▶ Prompt
Give the number of lines in the listing below that include the word "Longitudinal", with nothing more.

____ Source material

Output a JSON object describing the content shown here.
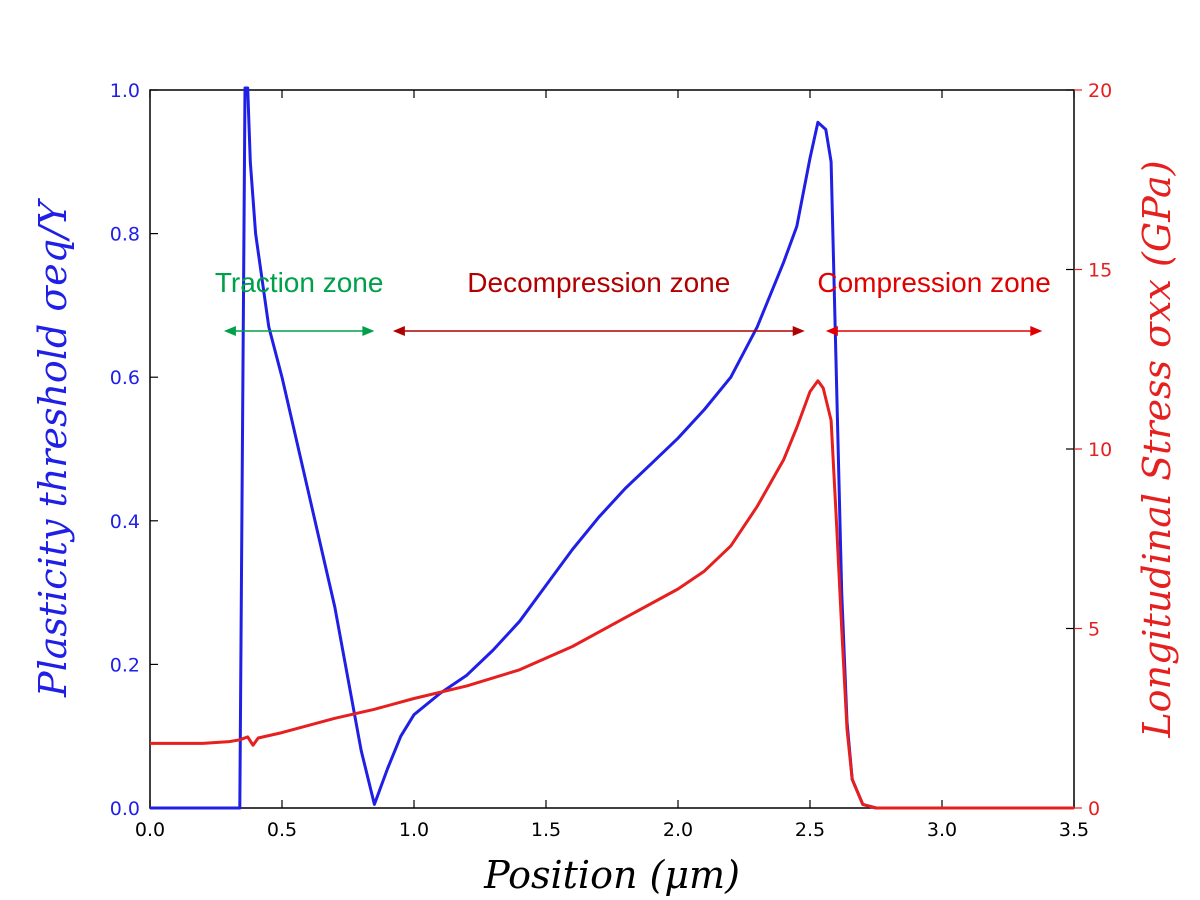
{
  "chart_data": {
    "type": "line",
    "x": {
      "label": "Position (μm)",
      "range": [
        0,
        3.5
      ],
      "ticks": [
        0.0,
        0.5,
        1.0,
        1.5,
        2.0,
        2.5,
        3.0,
        3.5
      ],
      "tick_labels": [
        "0.0",
        "0.5",
        "1.0",
        "1.5",
        "2.0",
        "2.5",
        "3.0",
        "3.5"
      ]
    },
    "y_left": {
      "label": "Plasticity threshold σeq/Y",
      "range": [
        0,
        1.0
      ],
      "ticks": [
        0.0,
        0.2,
        0.4,
        0.6,
        0.8,
        1.0
      ],
      "tick_labels": [
        "0.0",
        "0.2",
        "0.4",
        "0.6",
        "0.8",
        "1.0"
      ],
      "color": "#1f1fe6"
    },
    "y_right": {
      "label": "Longitudinal Stress σxx (GPa)",
      "range": [
        0,
        20
      ],
      "ticks": [
        0,
        5,
        10,
        15,
        20
      ],
      "tick_labels": [
        "0",
        "5",
        "10",
        "15",
        "20"
      ],
      "color": "#e61f1f"
    },
    "series": [
      {
        "name": "Plasticity threshold σeq/Y",
        "axis": "left",
        "color": "#1f1fe6",
        "points": [
          [
            0.0,
            0.0
          ],
          [
            0.34,
            0.0
          ],
          [
            0.345,
            0.25
          ],
          [
            0.36,
            1.02
          ],
          [
            0.37,
            1.05
          ],
          [
            0.38,
            0.9
          ],
          [
            0.4,
            0.8
          ],
          [
            0.45,
            0.67
          ],
          [
            0.5,
            0.6
          ],
          [
            0.6,
            0.44
          ],
          [
            0.7,
            0.28
          ],
          [
            0.8,
            0.08
          ],
          [
            0.85,
            0.005
          ],
          [
            0.9,
            0.055
          ],
          [
            0.95,
            0.1
          ],
          [
            1.0,
            0.13
          ],
          [
            1.1,
            0.16
          ],
          [
            1.2,
            0.185
          ],
          [
            1.3,
            0.22
          ],
          [
            1.4,
            0.26
          ],
          [
            1.5,
            0.31
          ],
          [
            1.6,
            0.36
          ],
          [
            1.7,
            0.405
          ],
          [
            1.8,
            0.445
          ],
          [
            1.9,
            0.48
          ],
          [
            2.0,
            0.515
          ],
          [
            2.1,
            0.555
          ],
          [
            2.2,
            0.6
          ],
          [
            2.3,
            0.67
          ],
          [
            2.4,
            0.76
          ],
          [
            2.45,
            0.81
          ],
          [
            2.5,
            0.905
          ],
          [
            2.53,
            0.955
          ],
          [
            2.56,
            0.945
          ],
          [
            2.58,
            0.9
          ],
          [
            2.6,
            0.6
          ],
          [
            2.62,
            0.3
          ],
          [
            2.64,
            0.12
          ],
          [
            2.66,
            0.04
          ],
          [
            2.7,
            0.005
          ],
          [
            2.75,
            0.0
          ],
          [
            3.5,
            0.0
          ]
        ]
      },
      {
        "name": "Longitudinal Stress σxx (GPa)",
        "axis": "right",
        "color": "#e61f1f",
        "points": [
          [
            0.0,
            1.8
          ],
          [
            0.2,
            1.8
          ],
          [
            0.3,
            1.85
          ],
          [
            0.34,
            1.9
          ],
          [
            0.37,
            1.98
          ],
          [
            0.39,
            1.75
          ],
          [
            0.41,
            1.95
          ],
          [
            0.5,
            2.1
          ],
          [
            0.7,
            2.5
          ],
          [
            0.85,
            2.75
          ],
          [
            1.0,
            3.05
          ],
          [
            1.2,
            3.4
          ],
          [
            1.4,
            3.85
          ],
          [
            1.6,
            4.5
          ],
          [
            1.8,
            5.3
          ],
          [
            2.0,
            6.1
          ],
          [
            2.1,
            6.6
          ],
          [
            2.2,
            7.3
          ],
          [
            2.3,
            8.4
          ],
          [
            2.4,
            9.7
          ],
          [
            2.45,
            10.6
          ],
          [
            2.5,
            11.6
          ],
          [
            2.53,
            11.9
          ],
          [
            2.55,
            11.7
          ],
          [
            2.58,
            10.8
          ],
          [
            2.6,
            8.0
          ],
          [
            2.62,
            5.0
          ],
          [
            2.64,
            2.2
          ],
          [
            2.66,
            0.8
          ],
          [
            2.7,
            0.1
          ],
          [
            2.75,
            0.0
          ],
          [
            3.5,
            0.0
          ]
        ]
      }
    ],
    "annotations": [
      {
        "text": "Traction zone",
        "color": "#00a04a",
        "x_from": 0.28,
        "x_to": 0.85
      },
      {
        "text": "Decompression zone",
        "color": "#b00000",
        "x_from": 0.92,
        "x_to": 2.48
      },
      {
        "text": "Compression zone",
        "color": "#e00000",
        "x_from": 2.56,
        "x_to": 3.38
      }
    ]
  }
}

________

▶ Exercise response
2